— The task —
Are you able to quote each entry exactly as written?

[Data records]
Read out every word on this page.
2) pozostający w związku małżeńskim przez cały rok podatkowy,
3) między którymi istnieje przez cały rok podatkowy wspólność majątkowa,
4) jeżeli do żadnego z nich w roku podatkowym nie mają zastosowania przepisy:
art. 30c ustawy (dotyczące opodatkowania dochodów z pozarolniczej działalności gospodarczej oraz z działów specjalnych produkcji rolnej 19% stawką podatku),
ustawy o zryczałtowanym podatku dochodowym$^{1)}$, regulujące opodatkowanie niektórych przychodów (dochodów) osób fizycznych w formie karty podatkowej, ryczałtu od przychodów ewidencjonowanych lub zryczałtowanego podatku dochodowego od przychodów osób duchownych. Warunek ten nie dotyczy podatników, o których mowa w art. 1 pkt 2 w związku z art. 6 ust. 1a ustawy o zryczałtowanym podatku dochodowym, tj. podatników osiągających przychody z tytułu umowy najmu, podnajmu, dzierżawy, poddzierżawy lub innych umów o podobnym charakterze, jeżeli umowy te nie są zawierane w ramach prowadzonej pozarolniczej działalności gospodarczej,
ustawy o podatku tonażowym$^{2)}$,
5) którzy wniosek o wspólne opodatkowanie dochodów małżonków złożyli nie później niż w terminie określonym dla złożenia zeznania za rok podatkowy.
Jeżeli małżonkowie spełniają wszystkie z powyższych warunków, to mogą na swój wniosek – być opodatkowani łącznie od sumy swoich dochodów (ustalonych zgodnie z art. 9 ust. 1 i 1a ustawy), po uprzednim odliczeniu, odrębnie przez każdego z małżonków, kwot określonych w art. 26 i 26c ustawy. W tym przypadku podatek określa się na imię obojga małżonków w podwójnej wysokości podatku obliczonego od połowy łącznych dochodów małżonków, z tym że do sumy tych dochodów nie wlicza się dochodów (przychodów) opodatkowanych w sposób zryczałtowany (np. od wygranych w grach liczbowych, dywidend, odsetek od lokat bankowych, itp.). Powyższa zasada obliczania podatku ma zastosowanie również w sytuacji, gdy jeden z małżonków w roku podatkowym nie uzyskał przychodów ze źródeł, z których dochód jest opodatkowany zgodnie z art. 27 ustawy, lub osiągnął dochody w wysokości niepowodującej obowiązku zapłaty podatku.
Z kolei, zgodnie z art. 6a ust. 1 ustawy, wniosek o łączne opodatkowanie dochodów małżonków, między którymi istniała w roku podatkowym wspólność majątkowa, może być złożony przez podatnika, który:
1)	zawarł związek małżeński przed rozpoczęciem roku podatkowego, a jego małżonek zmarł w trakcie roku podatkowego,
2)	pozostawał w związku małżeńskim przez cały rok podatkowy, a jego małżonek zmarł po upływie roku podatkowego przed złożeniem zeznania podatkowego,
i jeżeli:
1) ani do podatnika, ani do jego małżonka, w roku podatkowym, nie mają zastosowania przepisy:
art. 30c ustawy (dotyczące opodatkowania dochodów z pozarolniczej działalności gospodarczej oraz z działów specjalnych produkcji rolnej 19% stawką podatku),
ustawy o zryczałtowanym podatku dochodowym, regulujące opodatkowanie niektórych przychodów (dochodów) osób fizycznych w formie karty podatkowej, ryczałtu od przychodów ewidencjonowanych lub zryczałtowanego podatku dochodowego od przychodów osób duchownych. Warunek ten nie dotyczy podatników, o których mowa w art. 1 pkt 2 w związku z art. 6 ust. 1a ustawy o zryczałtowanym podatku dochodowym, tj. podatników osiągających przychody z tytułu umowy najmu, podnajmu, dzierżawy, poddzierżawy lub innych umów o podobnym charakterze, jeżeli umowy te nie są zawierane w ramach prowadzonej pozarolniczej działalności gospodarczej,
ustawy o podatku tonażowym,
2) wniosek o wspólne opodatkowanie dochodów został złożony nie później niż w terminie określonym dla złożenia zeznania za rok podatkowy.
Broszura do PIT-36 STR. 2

— Exercise response —
Read out every word on this page.
2) pozostający w związku małżeńskim przez cały rok podatkowy,
3) między którymi istnieje przez cały rok podatkowy wspólność majątkowa,
4) jeżeli do żadnego z nich w roku podatkowym nie mają zastosowania przepisy:
art. 30c ustawy (dotyczące opodatkowania dochodów z pozarolniczej działalności gospodarczej oraz z działów specjalnych produkcji rolnej 19% stawką podatku),
ustawy o zryczałtowanym podatku dochodowym$^{1)}$, regulujące opodatkowanie niektórych przychodów (dochodów) osób fizycznych w formie karty podatkowej, ryczałtu od przychodów ewidencjonowanych lub zryczałtowanego podatku dochodowego od przychodów osób duchownych. Warunek ten nie dotyczy podatników, o których mowa w art. 1 pkt 2 w związku z art. 6 ust. 1a ustawy o zryczałtowanym podatku dochodowym, tj. podatników osiągających przychody z tytułu umowy najmu, podnajmu, dzierżawy, poddzierżawy lub innych umów o podobnym charakterze, jeżeli umowy te nie są zawierane w ramach prowadzonej pozarolniczej działalności gospodarczej,
ustawy o podatku tonażowym$^{2)}$,
5) którzy wniosek o wspólne opodatkowanie dochodów małżonków złożyli nie później niż w terminie określonym dla złożenia zeznania za rok podatkowy.
Jeżeli małżonkowie spełniają wszystkie z powyższych warunków, to mogą na swój wniosek – być opodatkowani łącznie od sumy swoich dochodów (ustalonych zgodnie z art. 9 ust. 1 i 1a ustawy), po uprzednim odliczeniu, odrębnie przez każdego z małżonków, kwot określonych w art. 26 i 26c ustawy. W tym przypadku podatek określa się na imię obojga małżonków w podwójnej wysokości podatku obliczonego od połowy łącznych dochodów małżonków, z tym że do sumy tych dochodów nie wlicza się dochodów (przychodów) opodatkowanych w sposób zryczałtowany (np. od wygranych w grach liczbowych, dywidend, odsetek od lokat bankowych, itp.). Powyższa zasada obliczania podatku ma zastosowanie również w sytuacji, gdy jeden z małżonków w roku podatkowym nie uzyskał przychodów ze źródeł, z których dochód jest opodatkowany zgodnie z art. 27 ustawy, lub osiągnął dochody w wysokości niepowodującej obowiązku zapłaty podatku.
Z kolei, zgodnie z art. 6a ust. 1 ustawy, wniosek o łączne opodatkowanie dochodów małżonków, między którymi istniała w roku podatkowym wspólność majątkowa, może być złożony przez podatnika, który:
1)	zawarł związek małżeński przed rozpoczęciem roku podatkowego, a jego małżonek zmarł w trakcie roku podatkowego,
2)	pozostawał w związku małżeńskim przez cały rok podatkowy, a jego małżonek zmarł po upływie roku podatkowego przed złożeniem zeznania podatkowego,
i jeżeli:
1) ani do podatnika, ani do jego małżonka, w roku podatkowym, nie mają zastosowania przepisy:
art. 30c ustawy (dotyczące opodatkowania dochodów z pozarolniczej działalności gospodarczej oraz z działów specjalnych produkcji rolnej 19% stawką podatku),
ustawy o zryczałtowanym podatku dochodowym, regulujące opodatkowanie niektórych przychodów (dochodów) osób fizycznych w formie karty podatkowej, ryczałtu od przychodów ewidencjonowanych lub zryczałtowanego podatku dochodowego od przychodów osób duchownych. Warunek ten nie dotyczy podatników, o których mowa w art. 1 pkt 2 w związku z art. 6 ust. 1a ustawy o zryczałtowanym podatku dochodowym, tj. podatników osiągających przychody z tytułu umowy najmu, podnajmu, dzierżawy, poddzierżawy lub innych umów o podobnym charakterze, jeżeli umowy te nie są zawierane w ramach prowadzonej pozarolniczej działalności gospodarczej,
ustawy o podatku tonażowym,
2) wniosek o wspólne opodatkowanie dochodów został złożony nie później niż w terminie określonym dla złożenia zeznania za rok podatkowy.
Broszura do PIT-36 STR. 2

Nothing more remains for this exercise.